[What needs to be done] Express the data lines as a JSON list of strings, one string per line, omitting blank lines, starting with the line containing "cover-page: T1 Careggi" and running through the line containing "List all visible".

[Region boundary data]
##########
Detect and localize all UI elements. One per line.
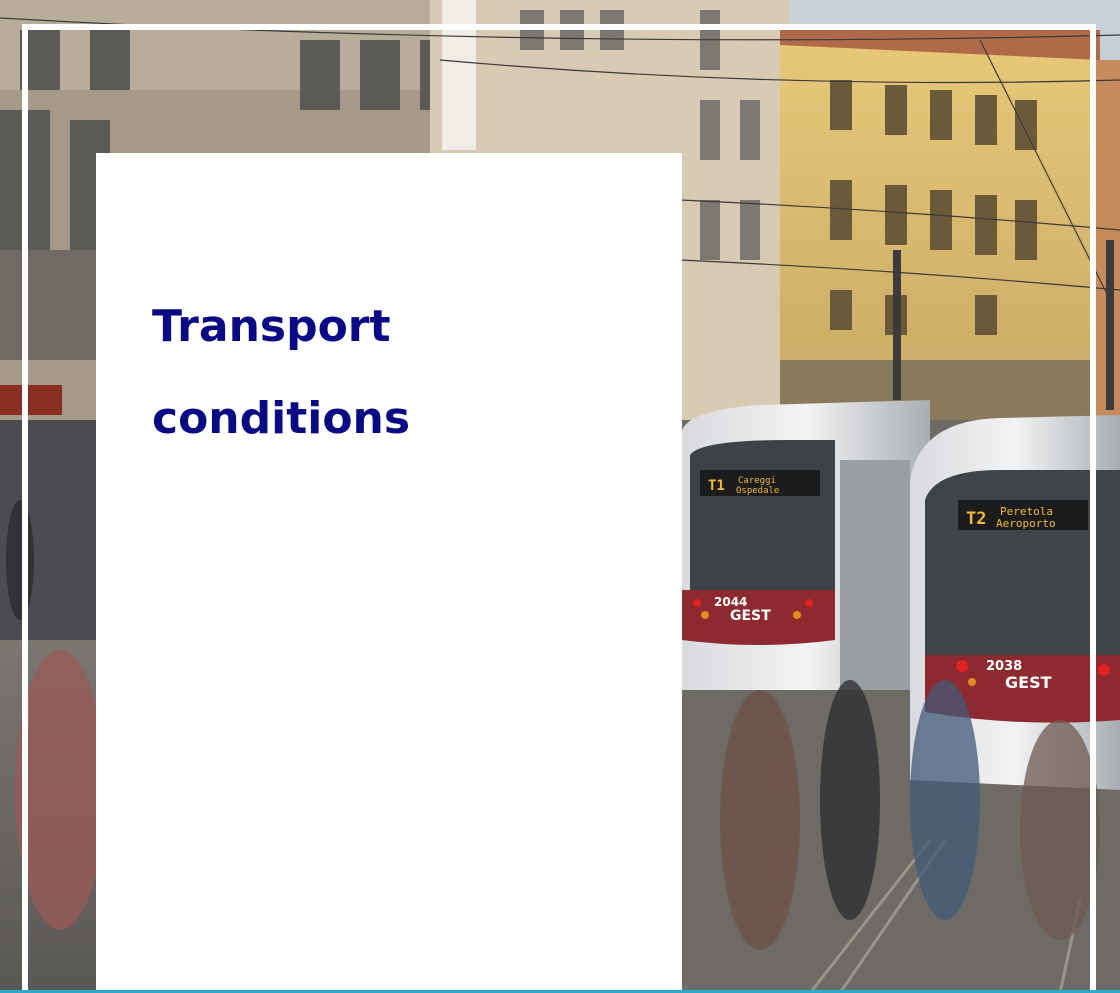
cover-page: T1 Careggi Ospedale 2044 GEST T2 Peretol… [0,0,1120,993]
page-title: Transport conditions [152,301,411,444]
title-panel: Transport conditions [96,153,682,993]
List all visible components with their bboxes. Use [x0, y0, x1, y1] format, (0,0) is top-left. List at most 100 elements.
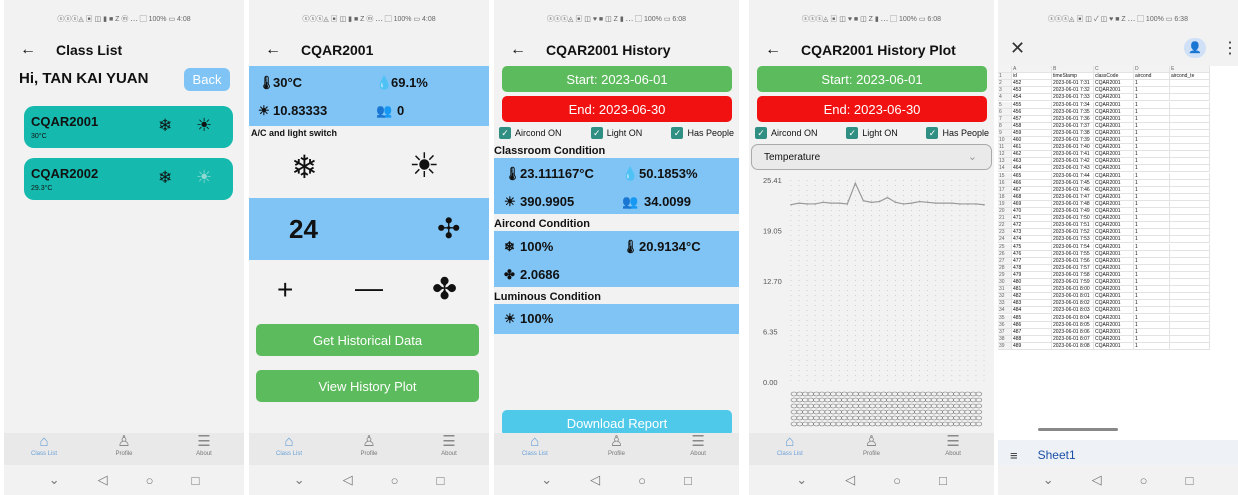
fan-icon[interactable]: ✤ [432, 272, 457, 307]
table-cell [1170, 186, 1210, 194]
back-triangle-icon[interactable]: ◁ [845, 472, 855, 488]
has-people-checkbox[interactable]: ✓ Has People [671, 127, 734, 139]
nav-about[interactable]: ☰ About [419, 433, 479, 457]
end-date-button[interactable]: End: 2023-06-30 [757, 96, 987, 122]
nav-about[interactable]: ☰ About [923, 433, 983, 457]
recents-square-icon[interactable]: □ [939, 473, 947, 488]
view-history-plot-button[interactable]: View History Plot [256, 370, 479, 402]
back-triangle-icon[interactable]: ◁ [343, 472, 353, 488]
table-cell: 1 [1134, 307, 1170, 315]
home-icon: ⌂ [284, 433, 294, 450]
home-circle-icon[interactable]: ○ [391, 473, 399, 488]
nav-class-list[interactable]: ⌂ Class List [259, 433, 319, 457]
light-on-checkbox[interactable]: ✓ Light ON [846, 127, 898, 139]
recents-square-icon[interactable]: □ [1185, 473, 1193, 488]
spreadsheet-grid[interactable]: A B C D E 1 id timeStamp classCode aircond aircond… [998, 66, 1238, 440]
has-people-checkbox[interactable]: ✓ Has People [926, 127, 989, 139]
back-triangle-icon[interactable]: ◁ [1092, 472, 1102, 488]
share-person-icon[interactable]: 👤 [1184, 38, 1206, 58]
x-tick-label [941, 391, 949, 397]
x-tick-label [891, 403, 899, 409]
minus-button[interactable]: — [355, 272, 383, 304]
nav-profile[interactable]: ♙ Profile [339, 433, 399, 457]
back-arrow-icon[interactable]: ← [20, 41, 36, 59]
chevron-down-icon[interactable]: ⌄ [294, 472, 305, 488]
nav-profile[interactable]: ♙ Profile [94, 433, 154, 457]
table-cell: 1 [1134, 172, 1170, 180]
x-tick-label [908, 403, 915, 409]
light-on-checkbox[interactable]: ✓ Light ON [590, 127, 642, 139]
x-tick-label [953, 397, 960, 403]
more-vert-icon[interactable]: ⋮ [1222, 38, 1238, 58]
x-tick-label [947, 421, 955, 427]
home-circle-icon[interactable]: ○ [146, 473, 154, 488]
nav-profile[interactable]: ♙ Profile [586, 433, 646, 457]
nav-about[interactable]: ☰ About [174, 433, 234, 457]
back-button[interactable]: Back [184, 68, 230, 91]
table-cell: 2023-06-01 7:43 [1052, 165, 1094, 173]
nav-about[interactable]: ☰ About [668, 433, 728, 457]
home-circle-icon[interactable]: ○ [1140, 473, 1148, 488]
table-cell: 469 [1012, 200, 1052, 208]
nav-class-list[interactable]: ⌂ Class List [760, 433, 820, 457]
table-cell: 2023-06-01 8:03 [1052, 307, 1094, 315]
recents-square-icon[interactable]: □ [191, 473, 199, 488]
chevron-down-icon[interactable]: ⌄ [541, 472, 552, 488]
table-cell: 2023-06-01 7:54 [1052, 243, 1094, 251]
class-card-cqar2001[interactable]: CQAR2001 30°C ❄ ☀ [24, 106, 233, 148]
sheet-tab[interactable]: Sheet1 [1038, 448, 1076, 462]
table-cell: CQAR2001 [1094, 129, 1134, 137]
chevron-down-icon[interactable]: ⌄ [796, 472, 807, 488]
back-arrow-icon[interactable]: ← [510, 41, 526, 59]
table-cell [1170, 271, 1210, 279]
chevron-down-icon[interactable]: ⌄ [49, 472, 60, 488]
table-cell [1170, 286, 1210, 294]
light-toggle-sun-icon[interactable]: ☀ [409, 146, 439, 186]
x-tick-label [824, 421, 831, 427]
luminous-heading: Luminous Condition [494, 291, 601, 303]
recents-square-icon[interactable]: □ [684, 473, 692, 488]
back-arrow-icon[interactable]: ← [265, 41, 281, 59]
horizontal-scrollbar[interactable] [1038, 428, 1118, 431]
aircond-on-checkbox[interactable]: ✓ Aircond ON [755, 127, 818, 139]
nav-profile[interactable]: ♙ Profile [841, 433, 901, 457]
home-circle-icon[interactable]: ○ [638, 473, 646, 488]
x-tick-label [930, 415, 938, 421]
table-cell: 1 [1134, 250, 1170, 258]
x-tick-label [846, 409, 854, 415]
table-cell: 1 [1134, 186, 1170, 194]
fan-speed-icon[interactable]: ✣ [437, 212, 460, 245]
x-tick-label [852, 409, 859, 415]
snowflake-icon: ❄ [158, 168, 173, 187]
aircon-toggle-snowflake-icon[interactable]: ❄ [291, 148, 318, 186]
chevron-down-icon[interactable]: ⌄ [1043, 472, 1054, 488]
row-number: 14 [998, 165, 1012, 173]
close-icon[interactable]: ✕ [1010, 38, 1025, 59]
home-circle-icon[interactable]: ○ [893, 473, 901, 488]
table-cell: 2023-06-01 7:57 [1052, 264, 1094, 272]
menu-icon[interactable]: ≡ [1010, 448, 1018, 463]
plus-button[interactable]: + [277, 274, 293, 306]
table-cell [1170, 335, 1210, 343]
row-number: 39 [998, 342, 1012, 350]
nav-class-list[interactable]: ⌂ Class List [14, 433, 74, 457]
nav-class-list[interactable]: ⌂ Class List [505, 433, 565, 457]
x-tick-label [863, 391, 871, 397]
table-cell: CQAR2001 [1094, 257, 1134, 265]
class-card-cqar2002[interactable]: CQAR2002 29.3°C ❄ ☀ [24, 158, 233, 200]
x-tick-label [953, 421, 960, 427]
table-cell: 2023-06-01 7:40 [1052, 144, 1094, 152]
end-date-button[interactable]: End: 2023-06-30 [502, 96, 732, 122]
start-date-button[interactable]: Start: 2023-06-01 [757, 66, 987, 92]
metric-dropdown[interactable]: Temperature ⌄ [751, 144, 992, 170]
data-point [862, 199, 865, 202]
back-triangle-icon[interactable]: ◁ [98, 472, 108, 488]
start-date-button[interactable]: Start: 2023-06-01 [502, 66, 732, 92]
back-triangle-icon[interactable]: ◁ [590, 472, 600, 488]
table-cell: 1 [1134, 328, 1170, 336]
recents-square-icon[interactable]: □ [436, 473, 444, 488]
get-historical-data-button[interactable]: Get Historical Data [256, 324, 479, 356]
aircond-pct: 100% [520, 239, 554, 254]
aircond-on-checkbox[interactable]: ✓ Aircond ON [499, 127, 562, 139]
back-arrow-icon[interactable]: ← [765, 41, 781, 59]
##########
[Reply to the exercise]
[
  "cover-page: T1 Careggi Ospedale 2044 GEST T2 Peretol… [0,0,1120,993]",
  "page-title: Transport conditions [152,301,411,444]",
  "title-panel: Transport conditions [96,153,682,993]",
  "List all visible components with their bboxes. Use [x0, y0, x1, y1] format, (0,0) is top-left. List at most 100 elements."
]